P(t) is a vector representing the price the customer group or segment, N(t), is willing to pay to receive the benefit, T(t), through the mechanism, M(t) (where M is defined below). It depends on the benefit vector, T(t), and the niche's ability to pay or resource levels. It is measured in dollars or the currency used in the system. It also changes over time (meaning the price relative to a customer group can change over time). The price is affected by the value of the currency in which it is expressed.
M(t) is a vector that represents the mechanism with respect to time. It is the tangible or intangible item or set of items that provide the benefit, T(t), for the price, P(t), all in relation to the niche, N(t), put together by operators. Its attributes include: Technology used by the operator to deliver the benefit, T(t), tech(t) (defined in the resource function), the costs needed to use that technology, and the costs required to deliver the mechanism physically or digitally to a customer in the group, N(t). These factors all change over time, but we won't delve into all of them here. In a traditional context, it represents the result of engineering capacity within I(t).
A(t) is a vector representing the pathway through which the niche, N(t), learns about all the other variables and buys the mechanism, M(t). We can call it the access channel vector. Its attributes include: The channel used to reach the niche (traffic channel), the cost to successfully use the channel (dependent on the cost of attracting attention and the efficiency of the funnel), and the technology employed to do so. These factors are also time-dependent. In a traditional context, the output of sales and marketing represents A(t).

__WRITTEN TASK 1__
Please arrange the rows as a numbered list, leaving out blank lines, starting from the first row and ending with the line that contains "The receptor 12 is at (486, 272).".

[Source data]

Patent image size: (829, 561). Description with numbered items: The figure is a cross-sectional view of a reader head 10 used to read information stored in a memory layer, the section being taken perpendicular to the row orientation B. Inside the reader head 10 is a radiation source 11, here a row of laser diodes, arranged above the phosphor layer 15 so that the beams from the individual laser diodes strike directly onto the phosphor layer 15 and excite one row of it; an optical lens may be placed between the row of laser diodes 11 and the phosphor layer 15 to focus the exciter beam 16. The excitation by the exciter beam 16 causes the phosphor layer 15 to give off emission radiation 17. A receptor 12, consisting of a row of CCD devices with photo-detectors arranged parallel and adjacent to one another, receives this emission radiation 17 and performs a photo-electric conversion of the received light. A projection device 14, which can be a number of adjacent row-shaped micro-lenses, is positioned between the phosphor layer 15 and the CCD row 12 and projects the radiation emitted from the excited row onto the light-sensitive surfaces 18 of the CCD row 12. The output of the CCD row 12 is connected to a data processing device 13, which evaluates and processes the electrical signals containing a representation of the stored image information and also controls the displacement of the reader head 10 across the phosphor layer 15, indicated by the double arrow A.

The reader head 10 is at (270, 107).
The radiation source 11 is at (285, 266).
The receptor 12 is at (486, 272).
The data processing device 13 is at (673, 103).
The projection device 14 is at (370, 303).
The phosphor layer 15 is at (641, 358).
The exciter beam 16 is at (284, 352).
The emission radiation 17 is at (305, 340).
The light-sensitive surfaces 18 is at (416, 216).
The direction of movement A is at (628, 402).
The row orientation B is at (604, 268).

__WRITTEN TASK 2__
In the text on the price, mechanism, and access vectors, what represents A(t) in a traditional context?

__FULL OUTPUT 1__
1. Patent image size: (829, 561). Description with numbered items: The figure is a cross-sectional view of a reader head 10 used to read information stored in a memory layer, the section being taken perpendicular to the row orientation B. Inside the reader head 10 is a radiation source 11, here a row of laser diodes, arranged above the phosphor layer 15 so that the beams from the individual laser diodes strike directly onto the phosphor layer 15 and excite one row of it; an optical lens may be placed between the row of laser diodes 11 and the phosphor layer 15 to focus the exciter beam 16. The excitation by the exciter beam 16 causes the phosphor layer 15 to give off emission radiation 17. A receptor 12, consisting of a row of CCD devices with photo-detectors arranged parallel and adjacent to one another, receives this emission radiation 17 and performs a photo-electric conversion of the received light. A projection device 14, which can be a number of adjacent row-shaped micro-lenses, is positioned between the phosphor layer 15 and the CCD row 12 and projects the radiation emitted from the excited row onto the light-sensitive surfaces 18 of the CCD row 12. The output of the CCD row 12 is connected to a data processing device 13, which evaluates and processes the electrical signals containing a representation of the stored image information and also controls the displacement of the reader head 10 across the phosphor layer 15, indicated by the double arrow A.
2. The reader head 10 is at (270, 107).
3. The radiation source 11 is at (285, 266).
4. The receptor 12 is at (486, 272).

__FULL OUTPUT 2__
The output of sales and marketing.